--- Aim of the exercise ---
Show all lines from the listing below that contain "ISGRI".

--- Supplied entries ---
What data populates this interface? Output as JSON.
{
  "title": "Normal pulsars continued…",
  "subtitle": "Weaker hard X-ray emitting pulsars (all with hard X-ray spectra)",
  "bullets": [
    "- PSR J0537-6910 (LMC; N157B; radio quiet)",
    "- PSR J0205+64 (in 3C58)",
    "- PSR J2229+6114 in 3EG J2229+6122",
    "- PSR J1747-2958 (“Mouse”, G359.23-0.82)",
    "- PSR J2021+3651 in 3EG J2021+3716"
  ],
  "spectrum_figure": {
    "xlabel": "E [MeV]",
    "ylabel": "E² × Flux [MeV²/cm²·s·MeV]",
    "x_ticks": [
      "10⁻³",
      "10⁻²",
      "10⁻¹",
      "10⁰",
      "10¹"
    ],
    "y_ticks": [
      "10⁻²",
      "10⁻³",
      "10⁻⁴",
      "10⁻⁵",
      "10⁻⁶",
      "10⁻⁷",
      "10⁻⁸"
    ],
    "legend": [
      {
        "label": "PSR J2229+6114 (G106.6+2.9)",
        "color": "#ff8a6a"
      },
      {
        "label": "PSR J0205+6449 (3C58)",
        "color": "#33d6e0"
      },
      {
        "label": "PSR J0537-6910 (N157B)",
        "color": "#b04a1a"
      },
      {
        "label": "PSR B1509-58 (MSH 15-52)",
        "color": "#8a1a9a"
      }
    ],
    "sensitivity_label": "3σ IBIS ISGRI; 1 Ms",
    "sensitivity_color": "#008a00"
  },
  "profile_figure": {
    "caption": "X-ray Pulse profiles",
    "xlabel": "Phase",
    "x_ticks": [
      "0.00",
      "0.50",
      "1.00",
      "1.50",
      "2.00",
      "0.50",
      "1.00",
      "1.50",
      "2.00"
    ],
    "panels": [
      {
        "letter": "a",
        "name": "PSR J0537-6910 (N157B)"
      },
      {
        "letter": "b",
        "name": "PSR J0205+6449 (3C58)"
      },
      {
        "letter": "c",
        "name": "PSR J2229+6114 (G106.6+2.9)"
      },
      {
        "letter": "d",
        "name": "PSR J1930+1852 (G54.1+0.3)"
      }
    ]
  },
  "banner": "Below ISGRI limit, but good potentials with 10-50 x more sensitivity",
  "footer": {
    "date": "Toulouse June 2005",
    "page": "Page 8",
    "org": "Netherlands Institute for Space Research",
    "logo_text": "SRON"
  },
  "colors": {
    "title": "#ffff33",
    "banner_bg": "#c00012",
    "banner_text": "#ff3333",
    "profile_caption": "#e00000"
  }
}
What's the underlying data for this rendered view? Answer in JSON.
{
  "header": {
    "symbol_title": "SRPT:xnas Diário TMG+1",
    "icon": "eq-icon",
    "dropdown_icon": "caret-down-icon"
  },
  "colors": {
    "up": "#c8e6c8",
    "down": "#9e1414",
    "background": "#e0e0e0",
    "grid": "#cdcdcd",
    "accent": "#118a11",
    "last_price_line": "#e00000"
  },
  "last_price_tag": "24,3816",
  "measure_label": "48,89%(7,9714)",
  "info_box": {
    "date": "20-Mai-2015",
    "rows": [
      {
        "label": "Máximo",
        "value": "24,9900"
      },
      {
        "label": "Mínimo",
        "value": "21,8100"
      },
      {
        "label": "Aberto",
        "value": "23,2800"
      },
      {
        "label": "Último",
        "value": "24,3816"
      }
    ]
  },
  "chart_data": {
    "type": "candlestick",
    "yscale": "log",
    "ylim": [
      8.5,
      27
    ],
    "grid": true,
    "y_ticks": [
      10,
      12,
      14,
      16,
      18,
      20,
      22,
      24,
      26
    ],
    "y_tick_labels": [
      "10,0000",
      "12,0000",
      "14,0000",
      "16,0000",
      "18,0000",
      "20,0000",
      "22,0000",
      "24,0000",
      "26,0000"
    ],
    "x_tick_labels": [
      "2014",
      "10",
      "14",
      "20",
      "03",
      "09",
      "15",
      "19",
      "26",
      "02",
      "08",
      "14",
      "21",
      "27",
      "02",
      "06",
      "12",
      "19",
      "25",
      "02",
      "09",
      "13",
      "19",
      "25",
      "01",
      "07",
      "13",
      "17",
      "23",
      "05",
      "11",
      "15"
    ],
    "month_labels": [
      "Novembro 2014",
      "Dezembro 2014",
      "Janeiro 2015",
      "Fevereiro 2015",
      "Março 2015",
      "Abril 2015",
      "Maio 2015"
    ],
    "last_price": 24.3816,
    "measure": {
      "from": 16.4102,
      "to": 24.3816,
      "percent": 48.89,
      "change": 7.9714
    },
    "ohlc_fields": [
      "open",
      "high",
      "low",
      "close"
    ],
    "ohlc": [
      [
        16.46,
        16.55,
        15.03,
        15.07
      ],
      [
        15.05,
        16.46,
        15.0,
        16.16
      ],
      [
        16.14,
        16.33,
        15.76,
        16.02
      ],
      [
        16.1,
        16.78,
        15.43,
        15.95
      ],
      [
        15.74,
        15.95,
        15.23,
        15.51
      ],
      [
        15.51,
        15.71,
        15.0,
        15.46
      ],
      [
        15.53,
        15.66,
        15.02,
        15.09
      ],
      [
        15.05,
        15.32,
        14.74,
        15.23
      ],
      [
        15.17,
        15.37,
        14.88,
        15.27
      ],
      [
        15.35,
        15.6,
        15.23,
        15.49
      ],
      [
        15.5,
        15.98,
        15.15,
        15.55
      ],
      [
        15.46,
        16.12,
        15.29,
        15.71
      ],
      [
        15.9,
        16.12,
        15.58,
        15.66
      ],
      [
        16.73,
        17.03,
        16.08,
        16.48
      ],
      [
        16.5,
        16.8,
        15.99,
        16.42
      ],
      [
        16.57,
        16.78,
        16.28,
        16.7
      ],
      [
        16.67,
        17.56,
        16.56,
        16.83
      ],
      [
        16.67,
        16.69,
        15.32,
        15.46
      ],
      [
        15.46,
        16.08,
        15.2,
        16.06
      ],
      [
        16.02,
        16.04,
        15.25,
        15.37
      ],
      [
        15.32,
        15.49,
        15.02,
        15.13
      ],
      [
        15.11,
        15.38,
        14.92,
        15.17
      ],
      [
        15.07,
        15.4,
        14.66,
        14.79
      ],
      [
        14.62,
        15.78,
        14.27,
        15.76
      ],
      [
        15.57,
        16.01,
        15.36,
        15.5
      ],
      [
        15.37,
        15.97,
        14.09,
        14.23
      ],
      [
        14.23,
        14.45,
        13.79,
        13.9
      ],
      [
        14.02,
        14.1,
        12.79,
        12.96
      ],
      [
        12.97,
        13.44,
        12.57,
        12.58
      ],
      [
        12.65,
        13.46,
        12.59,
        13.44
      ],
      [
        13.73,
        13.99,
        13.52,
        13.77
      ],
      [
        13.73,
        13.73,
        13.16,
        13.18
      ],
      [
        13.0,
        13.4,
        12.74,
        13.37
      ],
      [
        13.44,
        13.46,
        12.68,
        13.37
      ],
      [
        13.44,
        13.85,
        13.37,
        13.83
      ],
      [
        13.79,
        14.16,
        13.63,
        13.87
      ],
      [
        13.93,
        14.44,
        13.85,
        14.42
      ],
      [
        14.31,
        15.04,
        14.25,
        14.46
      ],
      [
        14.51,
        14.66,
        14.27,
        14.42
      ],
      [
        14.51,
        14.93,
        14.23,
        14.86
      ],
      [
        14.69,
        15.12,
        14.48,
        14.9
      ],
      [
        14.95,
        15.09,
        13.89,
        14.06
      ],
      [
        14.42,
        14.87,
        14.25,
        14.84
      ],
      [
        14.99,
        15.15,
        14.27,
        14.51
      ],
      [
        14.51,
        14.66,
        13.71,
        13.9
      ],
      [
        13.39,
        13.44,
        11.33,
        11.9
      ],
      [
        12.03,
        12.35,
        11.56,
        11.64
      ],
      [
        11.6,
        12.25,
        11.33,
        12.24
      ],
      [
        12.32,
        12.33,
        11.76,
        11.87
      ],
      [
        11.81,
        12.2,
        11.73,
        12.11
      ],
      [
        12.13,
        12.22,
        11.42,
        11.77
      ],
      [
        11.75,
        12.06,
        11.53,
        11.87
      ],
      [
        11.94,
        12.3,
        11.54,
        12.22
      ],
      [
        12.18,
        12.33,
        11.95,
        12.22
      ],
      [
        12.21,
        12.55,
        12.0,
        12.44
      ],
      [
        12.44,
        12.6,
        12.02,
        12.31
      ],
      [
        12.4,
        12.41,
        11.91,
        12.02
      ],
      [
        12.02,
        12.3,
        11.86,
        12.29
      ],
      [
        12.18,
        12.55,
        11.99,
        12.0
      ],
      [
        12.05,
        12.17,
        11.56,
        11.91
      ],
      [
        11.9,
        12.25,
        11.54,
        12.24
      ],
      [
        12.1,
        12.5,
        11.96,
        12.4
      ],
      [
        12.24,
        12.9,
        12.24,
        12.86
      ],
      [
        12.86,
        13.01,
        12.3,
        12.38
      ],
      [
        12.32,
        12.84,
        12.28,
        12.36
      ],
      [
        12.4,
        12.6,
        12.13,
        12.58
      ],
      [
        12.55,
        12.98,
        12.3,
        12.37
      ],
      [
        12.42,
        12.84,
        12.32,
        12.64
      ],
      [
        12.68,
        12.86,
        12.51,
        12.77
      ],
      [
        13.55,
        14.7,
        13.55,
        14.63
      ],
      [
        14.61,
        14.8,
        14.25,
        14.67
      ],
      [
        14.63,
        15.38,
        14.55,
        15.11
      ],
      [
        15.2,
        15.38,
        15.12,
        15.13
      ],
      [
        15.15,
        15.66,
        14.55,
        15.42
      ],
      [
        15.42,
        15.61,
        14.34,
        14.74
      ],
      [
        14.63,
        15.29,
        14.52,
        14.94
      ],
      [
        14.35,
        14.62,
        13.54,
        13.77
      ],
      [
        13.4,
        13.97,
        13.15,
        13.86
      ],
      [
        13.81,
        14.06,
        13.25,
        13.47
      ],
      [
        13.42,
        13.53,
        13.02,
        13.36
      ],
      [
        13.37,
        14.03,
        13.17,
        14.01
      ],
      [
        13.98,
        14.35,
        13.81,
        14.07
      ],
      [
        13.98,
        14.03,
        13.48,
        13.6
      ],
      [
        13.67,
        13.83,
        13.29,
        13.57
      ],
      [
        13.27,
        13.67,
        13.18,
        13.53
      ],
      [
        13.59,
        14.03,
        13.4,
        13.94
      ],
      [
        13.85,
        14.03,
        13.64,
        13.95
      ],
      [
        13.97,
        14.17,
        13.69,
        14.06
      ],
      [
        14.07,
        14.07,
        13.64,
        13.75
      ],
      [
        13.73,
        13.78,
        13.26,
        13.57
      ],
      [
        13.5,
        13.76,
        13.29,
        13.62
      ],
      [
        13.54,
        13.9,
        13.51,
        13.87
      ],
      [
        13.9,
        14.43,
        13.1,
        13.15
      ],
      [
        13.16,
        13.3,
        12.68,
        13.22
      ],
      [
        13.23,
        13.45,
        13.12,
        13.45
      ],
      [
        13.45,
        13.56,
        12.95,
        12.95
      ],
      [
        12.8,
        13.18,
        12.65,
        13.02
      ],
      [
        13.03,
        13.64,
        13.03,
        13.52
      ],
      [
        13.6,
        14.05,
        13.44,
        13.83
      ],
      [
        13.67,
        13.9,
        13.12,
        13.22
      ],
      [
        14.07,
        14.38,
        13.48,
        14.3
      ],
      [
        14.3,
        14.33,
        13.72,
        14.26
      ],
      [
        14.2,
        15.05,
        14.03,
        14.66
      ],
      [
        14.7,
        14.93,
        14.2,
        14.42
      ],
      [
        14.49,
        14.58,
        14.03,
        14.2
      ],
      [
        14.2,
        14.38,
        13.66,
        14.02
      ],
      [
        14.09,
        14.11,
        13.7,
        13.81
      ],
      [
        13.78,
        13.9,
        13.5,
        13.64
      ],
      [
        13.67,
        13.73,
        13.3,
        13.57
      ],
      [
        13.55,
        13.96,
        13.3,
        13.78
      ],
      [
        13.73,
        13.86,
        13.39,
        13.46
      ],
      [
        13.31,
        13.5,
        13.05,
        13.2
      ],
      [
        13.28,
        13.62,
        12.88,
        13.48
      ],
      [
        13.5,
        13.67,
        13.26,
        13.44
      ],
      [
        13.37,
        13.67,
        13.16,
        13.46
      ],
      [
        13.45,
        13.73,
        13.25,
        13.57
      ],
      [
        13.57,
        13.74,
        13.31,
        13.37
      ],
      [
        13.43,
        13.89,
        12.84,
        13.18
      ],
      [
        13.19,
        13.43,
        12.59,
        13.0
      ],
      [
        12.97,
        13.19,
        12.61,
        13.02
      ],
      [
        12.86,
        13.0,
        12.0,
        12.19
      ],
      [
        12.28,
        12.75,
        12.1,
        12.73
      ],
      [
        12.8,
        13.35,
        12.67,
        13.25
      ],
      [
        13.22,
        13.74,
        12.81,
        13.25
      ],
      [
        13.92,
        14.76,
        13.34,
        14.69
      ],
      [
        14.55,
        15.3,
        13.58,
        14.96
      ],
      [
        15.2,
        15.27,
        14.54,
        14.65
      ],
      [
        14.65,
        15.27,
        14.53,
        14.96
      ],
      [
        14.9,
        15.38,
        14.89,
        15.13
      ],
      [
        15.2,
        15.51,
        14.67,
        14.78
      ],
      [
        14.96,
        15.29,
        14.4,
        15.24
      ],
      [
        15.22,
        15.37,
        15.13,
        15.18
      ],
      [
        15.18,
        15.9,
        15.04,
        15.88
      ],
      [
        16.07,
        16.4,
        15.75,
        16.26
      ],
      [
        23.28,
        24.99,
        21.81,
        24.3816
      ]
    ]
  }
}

--- Exercise solution ---
    "sensitivity_label": "3σ IBIS ISGRI; 1 Ms",
  "banner": "Below ISGRI limit, but good potentials with 10-50 x more sensitivity",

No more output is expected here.